### WHAT IS BEING ASKED
A line counts if it contains the word "находка" at least once. State how many such lines the records contain, giving the number alone.

### Collected data
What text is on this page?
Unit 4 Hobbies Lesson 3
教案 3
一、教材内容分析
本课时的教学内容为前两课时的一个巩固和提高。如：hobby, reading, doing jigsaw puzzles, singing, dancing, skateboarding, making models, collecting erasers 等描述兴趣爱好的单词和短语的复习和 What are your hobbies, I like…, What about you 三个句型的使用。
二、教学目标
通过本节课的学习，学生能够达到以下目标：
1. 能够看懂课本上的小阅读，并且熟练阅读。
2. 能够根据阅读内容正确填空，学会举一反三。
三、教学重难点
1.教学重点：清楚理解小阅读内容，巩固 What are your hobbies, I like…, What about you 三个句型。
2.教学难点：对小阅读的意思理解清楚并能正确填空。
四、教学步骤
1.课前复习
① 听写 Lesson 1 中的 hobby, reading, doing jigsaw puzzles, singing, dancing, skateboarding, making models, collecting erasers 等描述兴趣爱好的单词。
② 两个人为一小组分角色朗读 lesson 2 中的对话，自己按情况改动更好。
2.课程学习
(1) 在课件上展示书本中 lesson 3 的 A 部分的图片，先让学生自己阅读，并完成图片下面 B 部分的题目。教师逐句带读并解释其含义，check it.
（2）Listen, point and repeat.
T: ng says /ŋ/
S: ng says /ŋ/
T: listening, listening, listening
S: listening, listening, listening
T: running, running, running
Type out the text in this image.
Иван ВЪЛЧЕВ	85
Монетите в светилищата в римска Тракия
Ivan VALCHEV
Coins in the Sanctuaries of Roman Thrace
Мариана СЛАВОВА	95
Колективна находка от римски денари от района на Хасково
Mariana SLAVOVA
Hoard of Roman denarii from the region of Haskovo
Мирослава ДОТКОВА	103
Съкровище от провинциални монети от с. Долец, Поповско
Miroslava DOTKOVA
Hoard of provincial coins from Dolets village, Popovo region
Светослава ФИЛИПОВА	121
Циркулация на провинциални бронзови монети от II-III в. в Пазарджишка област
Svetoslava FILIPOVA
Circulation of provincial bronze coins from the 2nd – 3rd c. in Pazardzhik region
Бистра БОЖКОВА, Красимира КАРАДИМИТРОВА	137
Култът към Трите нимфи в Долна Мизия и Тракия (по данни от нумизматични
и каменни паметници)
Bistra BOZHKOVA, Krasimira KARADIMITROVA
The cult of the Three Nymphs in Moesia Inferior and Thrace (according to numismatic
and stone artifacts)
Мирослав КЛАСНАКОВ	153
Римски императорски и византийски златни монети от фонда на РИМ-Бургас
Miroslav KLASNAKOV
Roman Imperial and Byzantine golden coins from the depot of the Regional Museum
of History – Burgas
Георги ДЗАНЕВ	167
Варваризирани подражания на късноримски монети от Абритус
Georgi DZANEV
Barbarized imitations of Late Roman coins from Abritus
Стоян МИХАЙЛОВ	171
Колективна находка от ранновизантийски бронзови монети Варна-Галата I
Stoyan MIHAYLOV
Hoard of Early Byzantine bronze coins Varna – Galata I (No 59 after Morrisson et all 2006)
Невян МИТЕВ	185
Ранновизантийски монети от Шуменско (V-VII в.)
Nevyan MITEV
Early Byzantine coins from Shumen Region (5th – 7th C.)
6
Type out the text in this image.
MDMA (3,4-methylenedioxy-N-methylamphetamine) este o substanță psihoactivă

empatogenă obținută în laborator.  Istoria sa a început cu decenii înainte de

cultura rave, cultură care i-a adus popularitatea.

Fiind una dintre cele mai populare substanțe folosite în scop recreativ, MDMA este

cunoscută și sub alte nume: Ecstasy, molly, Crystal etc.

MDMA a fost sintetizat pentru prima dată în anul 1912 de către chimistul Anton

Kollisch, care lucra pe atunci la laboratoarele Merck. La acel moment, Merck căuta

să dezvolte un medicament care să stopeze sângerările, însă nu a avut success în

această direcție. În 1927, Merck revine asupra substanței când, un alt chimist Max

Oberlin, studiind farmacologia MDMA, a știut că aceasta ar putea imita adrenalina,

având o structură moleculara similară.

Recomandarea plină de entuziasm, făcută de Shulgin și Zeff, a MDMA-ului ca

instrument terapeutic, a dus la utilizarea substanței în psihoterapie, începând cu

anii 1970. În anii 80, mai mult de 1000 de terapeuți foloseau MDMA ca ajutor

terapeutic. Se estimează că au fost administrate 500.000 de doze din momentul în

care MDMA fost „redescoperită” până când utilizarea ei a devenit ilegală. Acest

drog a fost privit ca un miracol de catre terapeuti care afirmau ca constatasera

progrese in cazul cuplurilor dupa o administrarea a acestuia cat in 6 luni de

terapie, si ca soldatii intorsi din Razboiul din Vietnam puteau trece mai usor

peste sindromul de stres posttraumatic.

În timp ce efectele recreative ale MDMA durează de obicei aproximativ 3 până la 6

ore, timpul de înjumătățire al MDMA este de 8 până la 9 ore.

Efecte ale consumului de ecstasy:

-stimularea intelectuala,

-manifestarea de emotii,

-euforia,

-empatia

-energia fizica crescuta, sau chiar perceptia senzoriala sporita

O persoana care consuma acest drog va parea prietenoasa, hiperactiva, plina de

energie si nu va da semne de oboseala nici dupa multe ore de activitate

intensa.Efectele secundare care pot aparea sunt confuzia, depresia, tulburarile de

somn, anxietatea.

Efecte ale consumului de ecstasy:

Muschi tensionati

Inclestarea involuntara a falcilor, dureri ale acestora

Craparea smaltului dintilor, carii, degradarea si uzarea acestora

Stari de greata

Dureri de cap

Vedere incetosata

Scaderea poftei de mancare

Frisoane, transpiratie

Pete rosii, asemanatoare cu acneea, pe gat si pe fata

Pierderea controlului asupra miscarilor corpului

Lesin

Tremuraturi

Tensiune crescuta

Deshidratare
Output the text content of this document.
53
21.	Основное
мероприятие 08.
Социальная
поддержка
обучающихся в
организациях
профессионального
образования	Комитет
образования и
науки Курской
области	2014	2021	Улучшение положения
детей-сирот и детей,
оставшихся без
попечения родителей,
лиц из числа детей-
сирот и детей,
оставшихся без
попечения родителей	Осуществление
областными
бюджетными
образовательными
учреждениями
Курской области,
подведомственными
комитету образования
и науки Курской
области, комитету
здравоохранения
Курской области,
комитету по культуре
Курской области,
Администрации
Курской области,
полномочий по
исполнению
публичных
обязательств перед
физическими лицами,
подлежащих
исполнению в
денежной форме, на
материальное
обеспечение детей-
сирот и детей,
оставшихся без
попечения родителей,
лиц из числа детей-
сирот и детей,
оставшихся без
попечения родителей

### SOLUTION TO THE EXERCISE
2